** begin **
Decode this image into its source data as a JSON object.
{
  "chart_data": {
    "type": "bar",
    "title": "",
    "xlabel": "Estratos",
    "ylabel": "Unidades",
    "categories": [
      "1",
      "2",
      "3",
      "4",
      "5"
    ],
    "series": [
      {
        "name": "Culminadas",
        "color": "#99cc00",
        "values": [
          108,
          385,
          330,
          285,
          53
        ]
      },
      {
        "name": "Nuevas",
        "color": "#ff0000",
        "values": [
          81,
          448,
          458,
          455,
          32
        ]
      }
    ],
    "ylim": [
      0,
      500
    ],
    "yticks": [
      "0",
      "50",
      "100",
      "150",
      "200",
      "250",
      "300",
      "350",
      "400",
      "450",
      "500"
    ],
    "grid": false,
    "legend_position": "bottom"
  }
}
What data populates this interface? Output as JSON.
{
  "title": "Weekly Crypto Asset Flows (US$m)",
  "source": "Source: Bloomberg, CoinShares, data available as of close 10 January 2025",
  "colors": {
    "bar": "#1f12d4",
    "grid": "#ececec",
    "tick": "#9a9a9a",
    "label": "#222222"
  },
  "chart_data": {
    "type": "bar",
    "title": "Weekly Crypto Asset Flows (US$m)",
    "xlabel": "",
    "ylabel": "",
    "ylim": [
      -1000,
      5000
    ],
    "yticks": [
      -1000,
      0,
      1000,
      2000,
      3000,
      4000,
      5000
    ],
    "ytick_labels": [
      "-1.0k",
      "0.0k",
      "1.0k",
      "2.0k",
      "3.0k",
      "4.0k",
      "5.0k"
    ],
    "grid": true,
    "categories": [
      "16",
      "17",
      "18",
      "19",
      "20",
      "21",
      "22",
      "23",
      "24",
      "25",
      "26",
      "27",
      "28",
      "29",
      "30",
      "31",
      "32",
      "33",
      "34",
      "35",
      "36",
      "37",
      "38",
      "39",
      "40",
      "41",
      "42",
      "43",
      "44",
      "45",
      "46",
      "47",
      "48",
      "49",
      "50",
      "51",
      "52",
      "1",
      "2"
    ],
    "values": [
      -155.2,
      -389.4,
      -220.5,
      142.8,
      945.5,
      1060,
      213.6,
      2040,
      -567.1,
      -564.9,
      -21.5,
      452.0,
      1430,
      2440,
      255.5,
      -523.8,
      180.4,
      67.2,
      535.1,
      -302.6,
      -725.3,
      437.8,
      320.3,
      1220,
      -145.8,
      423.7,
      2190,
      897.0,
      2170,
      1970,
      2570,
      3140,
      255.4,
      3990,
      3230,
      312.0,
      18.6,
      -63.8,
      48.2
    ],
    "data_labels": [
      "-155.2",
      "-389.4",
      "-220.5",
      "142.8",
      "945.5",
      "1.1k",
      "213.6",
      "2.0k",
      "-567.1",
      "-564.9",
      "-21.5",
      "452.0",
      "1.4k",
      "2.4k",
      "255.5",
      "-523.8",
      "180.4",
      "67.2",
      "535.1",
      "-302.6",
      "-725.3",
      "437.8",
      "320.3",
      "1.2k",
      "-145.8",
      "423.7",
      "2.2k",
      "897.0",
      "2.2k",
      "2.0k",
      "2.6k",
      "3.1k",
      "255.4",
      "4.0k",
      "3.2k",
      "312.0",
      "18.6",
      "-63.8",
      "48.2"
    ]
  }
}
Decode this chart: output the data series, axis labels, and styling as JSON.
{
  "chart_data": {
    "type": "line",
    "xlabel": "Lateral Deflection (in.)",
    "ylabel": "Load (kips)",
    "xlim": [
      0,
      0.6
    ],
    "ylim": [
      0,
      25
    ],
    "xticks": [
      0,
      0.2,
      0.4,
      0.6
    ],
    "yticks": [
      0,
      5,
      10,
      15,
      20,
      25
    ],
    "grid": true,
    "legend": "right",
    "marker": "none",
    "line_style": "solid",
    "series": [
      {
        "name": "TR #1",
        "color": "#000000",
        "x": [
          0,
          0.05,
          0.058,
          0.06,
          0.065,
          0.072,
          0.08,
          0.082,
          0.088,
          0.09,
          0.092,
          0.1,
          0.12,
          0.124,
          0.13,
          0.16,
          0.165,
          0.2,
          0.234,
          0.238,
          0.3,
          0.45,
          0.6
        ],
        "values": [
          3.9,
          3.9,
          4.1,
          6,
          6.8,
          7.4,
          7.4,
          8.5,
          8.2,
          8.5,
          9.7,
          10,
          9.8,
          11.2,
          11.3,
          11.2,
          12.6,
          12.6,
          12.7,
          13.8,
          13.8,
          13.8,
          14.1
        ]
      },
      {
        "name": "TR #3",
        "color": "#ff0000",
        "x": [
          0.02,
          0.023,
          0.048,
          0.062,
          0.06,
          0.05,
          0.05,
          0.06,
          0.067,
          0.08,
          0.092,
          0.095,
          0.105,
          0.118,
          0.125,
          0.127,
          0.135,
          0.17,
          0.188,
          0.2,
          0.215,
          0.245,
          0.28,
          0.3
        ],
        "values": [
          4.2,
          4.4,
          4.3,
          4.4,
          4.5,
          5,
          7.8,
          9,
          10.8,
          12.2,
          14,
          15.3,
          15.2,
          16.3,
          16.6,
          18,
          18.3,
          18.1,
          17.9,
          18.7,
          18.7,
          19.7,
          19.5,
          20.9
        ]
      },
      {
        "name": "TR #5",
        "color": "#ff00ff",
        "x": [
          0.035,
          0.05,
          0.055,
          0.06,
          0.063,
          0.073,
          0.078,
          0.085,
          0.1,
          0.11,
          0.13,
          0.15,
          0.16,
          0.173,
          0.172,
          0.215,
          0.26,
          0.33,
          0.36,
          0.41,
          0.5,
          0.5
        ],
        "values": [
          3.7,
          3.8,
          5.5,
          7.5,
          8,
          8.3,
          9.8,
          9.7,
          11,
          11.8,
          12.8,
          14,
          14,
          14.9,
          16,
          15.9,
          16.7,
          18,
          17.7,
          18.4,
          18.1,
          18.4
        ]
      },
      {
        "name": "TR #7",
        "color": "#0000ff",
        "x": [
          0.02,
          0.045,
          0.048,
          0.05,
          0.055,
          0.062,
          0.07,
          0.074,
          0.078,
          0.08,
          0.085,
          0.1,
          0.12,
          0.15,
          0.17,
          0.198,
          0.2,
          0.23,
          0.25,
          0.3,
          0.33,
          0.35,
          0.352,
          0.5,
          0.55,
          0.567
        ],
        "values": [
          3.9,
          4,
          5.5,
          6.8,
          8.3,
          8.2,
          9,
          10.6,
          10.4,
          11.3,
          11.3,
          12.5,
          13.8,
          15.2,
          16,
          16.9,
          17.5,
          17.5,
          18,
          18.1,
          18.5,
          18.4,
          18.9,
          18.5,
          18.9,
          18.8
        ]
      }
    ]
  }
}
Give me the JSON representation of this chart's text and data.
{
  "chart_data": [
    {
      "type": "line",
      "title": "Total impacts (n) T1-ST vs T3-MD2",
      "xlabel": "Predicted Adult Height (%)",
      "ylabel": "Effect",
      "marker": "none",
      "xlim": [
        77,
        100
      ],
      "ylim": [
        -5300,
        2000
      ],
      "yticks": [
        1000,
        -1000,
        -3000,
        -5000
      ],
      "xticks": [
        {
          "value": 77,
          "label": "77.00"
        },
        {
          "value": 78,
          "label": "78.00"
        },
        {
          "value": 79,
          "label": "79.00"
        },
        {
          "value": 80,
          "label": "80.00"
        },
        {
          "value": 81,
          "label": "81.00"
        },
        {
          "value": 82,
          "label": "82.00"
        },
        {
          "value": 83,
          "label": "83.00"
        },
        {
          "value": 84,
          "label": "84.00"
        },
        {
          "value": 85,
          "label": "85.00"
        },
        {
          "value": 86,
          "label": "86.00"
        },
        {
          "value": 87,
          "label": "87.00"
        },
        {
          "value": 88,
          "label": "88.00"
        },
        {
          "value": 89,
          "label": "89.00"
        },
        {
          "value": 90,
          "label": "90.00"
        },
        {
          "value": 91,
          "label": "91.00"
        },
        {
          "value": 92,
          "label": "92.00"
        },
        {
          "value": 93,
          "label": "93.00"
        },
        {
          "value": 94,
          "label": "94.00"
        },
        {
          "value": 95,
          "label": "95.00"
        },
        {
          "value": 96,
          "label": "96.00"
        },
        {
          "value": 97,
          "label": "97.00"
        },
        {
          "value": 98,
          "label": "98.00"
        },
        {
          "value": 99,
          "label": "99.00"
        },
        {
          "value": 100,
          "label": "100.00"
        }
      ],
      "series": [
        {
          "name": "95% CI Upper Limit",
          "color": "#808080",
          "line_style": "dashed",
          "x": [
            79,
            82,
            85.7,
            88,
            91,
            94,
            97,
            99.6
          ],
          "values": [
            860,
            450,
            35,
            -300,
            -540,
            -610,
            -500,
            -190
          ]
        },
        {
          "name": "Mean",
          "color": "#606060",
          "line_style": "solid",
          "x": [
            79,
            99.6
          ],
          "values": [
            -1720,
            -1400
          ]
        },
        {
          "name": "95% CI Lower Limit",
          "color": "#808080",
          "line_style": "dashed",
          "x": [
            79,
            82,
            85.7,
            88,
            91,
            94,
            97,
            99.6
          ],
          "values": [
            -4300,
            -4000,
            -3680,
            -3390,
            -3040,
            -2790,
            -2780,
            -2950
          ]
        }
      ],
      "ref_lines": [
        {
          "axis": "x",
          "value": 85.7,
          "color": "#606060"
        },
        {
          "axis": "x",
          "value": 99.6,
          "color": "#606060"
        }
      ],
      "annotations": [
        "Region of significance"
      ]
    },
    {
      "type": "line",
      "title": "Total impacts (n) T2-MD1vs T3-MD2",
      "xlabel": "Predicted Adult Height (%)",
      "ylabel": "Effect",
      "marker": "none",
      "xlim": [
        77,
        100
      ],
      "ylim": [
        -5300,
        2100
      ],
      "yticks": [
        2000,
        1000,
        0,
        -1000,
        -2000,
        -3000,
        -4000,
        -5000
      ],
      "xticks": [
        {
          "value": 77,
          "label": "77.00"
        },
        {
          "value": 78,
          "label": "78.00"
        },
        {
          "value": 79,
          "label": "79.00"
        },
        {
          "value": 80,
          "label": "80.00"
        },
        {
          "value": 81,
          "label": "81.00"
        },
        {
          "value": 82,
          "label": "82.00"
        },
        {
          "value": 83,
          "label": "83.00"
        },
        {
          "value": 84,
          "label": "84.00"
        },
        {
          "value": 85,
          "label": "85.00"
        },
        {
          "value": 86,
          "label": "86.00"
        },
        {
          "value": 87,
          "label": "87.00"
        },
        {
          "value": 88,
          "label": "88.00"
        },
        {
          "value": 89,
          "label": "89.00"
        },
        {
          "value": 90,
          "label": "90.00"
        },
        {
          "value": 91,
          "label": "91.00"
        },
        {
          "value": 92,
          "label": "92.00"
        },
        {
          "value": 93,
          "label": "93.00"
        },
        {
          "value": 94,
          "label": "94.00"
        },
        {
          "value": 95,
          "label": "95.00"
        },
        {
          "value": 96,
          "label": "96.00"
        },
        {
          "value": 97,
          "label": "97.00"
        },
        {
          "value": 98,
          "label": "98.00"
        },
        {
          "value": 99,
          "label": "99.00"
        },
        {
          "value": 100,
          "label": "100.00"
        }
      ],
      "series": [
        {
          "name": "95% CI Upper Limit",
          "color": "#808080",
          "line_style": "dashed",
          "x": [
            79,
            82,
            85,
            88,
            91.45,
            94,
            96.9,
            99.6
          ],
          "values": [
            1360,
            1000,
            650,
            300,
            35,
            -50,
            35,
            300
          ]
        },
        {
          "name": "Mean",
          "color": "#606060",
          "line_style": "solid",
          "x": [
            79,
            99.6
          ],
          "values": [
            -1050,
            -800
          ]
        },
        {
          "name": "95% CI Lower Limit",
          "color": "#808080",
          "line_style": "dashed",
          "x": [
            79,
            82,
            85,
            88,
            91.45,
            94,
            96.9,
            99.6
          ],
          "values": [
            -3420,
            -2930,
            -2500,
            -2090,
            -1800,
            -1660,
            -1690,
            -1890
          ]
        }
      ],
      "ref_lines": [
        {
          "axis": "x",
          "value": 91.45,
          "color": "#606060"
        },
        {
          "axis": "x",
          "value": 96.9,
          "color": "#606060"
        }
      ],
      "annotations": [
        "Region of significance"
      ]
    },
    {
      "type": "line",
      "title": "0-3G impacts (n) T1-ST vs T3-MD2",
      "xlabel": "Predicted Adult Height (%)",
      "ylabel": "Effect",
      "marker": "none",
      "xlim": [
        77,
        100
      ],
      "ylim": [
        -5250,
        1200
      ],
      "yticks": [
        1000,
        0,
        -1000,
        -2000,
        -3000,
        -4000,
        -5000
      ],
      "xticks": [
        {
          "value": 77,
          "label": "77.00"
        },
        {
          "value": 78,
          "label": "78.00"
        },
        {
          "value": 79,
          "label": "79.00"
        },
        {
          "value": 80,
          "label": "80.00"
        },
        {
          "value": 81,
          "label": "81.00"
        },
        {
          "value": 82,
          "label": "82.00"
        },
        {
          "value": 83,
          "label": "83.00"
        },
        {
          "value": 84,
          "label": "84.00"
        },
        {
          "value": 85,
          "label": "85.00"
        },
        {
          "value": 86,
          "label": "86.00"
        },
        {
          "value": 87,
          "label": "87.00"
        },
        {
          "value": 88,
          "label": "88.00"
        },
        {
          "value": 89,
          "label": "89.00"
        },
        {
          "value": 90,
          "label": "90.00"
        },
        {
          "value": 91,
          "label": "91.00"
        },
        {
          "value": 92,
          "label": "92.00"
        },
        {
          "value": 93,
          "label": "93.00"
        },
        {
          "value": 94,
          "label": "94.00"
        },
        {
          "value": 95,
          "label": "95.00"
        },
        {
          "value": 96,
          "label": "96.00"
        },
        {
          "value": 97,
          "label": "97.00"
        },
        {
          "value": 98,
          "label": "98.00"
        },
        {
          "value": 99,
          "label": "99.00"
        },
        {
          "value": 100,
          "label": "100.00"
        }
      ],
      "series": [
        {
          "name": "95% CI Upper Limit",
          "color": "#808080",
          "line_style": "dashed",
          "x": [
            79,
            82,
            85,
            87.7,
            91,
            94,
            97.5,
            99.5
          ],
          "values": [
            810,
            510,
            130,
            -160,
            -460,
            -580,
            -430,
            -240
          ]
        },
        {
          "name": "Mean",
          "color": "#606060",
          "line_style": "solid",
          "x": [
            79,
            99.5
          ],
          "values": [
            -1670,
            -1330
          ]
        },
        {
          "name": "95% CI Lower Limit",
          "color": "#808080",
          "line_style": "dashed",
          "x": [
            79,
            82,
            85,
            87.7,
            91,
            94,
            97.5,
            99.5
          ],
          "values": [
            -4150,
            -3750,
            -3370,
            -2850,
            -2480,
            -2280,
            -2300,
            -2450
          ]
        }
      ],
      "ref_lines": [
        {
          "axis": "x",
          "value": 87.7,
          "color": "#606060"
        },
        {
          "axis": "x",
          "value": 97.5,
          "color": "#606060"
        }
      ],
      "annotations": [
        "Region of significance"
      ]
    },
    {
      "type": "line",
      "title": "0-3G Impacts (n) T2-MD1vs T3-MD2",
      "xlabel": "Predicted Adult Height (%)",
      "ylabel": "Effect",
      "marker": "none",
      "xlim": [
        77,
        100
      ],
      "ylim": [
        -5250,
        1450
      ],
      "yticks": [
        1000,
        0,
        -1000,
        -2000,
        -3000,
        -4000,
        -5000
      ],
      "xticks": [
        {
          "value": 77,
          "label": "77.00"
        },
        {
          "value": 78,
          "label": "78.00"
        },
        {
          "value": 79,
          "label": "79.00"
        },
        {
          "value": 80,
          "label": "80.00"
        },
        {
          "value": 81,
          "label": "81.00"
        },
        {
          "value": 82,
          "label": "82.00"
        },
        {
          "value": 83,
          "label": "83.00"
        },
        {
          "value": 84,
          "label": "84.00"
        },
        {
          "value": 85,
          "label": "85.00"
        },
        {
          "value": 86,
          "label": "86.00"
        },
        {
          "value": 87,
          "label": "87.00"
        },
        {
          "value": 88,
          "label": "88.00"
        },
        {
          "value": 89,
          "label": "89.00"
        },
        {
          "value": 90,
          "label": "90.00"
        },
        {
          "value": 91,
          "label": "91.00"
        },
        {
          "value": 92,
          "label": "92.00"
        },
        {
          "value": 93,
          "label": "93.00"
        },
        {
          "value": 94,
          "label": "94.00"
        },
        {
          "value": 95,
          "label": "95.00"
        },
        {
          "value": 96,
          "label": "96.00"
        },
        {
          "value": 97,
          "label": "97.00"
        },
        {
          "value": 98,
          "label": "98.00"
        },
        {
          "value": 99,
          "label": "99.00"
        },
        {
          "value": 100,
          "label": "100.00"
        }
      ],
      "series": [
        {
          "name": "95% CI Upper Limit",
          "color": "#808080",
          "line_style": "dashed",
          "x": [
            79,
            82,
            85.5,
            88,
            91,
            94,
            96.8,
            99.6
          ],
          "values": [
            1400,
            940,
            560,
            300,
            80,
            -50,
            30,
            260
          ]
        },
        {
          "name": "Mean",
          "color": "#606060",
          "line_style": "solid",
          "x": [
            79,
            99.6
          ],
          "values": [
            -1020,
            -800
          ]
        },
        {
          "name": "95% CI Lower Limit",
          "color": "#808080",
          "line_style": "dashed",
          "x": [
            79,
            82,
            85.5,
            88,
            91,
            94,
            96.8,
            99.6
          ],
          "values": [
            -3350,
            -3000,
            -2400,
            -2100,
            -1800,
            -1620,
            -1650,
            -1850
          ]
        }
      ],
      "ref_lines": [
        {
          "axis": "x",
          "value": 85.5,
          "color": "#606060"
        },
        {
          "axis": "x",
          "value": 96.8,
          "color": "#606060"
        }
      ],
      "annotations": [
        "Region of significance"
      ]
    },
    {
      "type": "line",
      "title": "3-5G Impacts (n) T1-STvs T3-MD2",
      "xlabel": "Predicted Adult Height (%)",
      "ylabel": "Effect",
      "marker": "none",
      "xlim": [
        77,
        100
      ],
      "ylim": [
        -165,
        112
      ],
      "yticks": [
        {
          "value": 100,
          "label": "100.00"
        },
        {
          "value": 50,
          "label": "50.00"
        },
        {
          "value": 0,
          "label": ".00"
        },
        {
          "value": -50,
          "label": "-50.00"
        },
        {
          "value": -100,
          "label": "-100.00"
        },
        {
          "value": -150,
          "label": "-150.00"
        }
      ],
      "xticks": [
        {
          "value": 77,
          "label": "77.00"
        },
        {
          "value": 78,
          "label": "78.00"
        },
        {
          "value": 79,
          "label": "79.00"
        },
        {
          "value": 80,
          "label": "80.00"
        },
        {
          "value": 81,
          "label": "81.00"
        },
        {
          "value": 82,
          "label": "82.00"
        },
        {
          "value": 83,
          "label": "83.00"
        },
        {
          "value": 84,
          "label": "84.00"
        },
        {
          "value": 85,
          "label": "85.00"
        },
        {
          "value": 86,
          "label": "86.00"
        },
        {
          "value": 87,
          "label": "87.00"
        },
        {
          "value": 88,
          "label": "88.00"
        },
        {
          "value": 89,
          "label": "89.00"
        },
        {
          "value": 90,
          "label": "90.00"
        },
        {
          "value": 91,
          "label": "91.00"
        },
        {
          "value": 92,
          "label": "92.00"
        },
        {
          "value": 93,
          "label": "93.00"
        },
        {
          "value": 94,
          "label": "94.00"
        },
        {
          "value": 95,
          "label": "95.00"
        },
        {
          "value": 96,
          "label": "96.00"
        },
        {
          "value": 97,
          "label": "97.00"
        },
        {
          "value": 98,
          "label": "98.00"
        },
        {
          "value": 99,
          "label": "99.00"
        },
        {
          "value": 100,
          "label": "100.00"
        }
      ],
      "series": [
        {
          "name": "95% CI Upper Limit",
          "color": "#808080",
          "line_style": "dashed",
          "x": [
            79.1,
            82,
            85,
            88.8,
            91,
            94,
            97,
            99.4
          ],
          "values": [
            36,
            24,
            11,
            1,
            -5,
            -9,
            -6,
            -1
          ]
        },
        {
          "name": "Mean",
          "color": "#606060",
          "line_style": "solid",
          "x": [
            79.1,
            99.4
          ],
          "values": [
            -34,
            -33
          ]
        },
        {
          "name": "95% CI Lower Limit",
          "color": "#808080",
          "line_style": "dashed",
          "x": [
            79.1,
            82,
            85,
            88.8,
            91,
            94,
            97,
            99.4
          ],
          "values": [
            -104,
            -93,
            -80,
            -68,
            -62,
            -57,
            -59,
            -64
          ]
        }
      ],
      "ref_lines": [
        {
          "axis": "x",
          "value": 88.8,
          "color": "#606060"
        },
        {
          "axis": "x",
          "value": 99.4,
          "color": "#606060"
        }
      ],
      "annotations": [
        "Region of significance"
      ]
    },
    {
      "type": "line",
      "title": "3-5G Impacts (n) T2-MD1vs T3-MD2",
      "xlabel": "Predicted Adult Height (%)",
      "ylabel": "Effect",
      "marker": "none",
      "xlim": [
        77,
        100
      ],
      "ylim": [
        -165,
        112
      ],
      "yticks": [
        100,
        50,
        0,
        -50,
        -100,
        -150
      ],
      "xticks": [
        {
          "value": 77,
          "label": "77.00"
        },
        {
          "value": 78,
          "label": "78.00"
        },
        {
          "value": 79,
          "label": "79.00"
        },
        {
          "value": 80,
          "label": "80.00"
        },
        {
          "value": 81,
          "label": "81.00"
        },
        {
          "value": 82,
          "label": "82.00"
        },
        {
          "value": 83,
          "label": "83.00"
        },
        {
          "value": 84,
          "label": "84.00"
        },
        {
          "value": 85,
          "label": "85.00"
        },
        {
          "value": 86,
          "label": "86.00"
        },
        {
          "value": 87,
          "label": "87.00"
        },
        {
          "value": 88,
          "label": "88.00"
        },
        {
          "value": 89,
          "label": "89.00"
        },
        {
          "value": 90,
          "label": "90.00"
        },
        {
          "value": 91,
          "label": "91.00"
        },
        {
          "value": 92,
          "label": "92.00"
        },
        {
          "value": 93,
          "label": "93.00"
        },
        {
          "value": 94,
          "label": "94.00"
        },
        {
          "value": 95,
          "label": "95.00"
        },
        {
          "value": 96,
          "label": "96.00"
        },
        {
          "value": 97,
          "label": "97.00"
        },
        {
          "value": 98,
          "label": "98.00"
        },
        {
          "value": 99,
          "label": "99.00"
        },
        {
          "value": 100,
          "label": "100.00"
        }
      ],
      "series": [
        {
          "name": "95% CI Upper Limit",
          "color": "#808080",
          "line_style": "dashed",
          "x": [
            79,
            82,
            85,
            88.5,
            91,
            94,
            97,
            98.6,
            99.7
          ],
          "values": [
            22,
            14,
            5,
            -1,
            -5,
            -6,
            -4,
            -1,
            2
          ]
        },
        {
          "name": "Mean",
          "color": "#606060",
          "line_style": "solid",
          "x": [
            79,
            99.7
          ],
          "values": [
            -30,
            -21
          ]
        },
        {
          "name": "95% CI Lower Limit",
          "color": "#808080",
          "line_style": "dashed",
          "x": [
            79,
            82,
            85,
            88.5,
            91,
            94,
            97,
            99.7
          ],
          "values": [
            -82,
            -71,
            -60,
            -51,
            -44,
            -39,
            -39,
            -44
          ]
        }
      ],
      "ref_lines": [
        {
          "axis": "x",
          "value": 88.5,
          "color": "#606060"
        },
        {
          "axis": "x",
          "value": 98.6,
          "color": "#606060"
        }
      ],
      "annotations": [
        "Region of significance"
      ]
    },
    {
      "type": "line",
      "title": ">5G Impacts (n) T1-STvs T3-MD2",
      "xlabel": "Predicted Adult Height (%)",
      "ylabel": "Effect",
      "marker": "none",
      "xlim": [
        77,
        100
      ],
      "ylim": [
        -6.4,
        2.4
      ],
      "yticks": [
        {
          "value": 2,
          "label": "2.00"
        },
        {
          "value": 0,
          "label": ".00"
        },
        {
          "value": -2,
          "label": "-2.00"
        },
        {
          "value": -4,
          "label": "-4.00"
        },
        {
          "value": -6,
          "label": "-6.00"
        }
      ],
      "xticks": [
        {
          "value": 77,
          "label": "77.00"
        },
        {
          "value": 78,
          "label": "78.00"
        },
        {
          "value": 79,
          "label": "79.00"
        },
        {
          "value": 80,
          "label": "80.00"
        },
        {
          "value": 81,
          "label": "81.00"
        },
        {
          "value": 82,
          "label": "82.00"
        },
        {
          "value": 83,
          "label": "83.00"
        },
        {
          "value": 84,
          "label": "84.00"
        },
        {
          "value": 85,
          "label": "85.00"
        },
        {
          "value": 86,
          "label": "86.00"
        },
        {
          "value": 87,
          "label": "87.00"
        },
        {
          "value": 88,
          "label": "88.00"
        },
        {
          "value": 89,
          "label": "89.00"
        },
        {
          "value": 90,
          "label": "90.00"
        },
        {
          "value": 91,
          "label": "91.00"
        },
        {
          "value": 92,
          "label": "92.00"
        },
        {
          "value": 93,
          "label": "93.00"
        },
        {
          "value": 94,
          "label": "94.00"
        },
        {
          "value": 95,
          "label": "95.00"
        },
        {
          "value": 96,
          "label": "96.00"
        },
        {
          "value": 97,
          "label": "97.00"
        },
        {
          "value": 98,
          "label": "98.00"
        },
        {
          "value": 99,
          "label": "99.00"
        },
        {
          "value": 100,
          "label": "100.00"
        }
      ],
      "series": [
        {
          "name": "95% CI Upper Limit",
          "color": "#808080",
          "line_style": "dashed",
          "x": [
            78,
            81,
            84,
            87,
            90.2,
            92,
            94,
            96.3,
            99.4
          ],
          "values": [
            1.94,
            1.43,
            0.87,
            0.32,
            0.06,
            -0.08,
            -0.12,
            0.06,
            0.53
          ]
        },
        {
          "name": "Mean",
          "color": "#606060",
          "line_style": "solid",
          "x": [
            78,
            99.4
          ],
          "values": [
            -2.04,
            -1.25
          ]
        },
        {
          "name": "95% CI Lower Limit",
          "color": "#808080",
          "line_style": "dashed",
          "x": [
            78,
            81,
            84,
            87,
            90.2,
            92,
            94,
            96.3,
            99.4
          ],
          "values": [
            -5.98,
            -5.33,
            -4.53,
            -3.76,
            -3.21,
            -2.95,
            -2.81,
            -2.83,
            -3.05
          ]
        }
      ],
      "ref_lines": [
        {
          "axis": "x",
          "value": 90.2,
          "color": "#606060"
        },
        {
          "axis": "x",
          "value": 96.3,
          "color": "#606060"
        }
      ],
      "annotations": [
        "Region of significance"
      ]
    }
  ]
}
** end **
Reply with one number: the count of lines in the entries that include the word "grid".

## Solution for this exercise
4